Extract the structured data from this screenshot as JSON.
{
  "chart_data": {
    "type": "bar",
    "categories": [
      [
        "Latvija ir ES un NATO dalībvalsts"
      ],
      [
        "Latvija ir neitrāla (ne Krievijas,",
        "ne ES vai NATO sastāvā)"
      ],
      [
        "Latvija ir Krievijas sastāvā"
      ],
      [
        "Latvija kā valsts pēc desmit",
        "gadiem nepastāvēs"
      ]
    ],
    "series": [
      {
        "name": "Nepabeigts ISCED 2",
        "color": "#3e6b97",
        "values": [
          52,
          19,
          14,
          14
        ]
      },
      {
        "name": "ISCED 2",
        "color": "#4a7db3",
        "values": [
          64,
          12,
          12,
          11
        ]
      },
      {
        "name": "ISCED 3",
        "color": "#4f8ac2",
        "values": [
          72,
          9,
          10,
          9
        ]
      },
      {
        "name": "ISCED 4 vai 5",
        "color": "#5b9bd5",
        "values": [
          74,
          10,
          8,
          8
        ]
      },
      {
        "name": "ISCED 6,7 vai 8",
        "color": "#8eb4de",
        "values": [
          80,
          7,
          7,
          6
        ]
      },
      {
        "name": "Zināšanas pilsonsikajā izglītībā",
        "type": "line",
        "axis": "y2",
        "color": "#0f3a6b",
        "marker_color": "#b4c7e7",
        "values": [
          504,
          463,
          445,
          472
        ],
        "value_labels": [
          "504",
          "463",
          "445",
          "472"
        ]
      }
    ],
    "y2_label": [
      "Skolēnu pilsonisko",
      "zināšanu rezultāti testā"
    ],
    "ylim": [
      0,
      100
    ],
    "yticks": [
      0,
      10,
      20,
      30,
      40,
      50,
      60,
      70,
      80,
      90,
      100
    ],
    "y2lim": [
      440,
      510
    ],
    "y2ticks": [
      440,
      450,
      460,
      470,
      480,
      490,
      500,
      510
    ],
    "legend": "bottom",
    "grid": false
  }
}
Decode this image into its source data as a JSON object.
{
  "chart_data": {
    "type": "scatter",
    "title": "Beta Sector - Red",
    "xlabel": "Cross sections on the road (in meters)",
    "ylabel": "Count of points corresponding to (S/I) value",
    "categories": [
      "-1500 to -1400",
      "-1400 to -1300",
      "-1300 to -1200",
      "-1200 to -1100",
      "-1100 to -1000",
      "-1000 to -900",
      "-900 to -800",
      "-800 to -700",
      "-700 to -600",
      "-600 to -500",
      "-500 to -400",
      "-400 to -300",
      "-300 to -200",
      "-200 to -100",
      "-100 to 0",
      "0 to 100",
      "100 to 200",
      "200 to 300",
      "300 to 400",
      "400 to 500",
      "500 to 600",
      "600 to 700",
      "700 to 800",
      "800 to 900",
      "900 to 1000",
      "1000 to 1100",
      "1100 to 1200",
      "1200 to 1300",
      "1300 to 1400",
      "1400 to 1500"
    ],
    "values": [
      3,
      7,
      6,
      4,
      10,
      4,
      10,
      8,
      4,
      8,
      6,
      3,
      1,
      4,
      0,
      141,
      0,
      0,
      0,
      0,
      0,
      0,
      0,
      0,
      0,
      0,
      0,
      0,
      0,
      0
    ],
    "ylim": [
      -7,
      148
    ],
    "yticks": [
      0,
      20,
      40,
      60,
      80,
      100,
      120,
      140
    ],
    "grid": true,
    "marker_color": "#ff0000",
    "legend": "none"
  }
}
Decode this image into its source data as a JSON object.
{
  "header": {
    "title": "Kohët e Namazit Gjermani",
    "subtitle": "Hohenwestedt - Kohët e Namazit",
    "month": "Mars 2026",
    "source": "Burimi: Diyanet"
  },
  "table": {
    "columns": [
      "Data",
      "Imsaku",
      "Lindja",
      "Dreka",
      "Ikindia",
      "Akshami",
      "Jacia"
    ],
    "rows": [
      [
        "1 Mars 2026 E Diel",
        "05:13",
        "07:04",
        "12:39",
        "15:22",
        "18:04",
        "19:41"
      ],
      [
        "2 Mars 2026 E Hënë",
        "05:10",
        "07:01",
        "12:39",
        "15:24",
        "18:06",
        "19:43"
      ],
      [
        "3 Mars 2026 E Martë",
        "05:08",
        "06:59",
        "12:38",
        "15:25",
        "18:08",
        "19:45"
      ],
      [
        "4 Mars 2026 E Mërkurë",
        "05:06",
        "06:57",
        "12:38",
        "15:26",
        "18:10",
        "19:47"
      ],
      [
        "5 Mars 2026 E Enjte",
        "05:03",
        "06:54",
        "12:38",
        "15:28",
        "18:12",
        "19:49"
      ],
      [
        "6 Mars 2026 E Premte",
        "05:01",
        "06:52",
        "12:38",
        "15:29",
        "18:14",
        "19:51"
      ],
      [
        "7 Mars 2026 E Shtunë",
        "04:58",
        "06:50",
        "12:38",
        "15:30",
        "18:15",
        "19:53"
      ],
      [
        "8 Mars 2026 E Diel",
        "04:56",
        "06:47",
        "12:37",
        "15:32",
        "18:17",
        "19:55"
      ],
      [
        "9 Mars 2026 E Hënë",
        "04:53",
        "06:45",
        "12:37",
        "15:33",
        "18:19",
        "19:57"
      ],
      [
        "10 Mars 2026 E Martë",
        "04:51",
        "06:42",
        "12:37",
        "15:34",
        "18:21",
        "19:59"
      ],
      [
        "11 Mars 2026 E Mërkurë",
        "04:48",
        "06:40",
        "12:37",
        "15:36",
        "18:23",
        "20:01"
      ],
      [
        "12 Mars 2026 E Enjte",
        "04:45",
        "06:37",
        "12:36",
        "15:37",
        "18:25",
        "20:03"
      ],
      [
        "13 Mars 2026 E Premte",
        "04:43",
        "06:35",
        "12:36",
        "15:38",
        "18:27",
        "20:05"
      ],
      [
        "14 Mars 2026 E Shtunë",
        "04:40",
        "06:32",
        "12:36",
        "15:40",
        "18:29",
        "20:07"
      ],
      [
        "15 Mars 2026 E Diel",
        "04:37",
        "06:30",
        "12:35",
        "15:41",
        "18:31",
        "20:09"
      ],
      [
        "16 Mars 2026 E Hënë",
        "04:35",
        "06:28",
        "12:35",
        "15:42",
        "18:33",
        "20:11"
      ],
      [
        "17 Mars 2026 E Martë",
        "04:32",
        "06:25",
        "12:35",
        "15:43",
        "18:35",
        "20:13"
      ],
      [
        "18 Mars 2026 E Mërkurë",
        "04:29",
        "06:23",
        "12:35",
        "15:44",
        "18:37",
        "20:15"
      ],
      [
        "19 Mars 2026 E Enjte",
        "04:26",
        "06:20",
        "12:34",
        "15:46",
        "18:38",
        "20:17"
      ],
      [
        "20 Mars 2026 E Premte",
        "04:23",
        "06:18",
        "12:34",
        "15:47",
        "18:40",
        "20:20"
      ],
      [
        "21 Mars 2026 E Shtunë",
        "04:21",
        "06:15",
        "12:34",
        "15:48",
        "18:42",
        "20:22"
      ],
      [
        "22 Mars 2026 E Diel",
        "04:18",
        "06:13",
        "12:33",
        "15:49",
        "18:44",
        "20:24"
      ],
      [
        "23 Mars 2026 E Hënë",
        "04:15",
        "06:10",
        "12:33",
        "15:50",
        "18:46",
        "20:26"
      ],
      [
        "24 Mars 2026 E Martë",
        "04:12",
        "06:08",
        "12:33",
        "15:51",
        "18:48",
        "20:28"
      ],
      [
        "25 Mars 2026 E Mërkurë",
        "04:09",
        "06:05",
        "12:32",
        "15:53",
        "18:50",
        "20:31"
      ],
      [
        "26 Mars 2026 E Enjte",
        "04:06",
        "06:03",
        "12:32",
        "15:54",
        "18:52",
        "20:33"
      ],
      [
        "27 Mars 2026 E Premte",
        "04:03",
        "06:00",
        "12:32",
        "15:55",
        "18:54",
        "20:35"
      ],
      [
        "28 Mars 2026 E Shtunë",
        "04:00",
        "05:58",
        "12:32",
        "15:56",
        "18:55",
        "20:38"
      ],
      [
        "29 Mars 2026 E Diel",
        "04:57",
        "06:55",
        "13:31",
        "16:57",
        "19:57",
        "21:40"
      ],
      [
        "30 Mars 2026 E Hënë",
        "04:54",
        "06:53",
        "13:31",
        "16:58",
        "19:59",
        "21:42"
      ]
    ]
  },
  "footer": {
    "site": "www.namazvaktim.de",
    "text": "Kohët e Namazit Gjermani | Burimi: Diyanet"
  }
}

EXERCISE DIRECTIONS
In the listing, find all lines with the string "Martë" and copy them.

WORKED ANSWER
        "3 Mars 2026 E Martë",
        "10 Mars 2026 E Martë",
        "17 Mars 2026 E Martë",
        "24 Mars 2026 E Martë",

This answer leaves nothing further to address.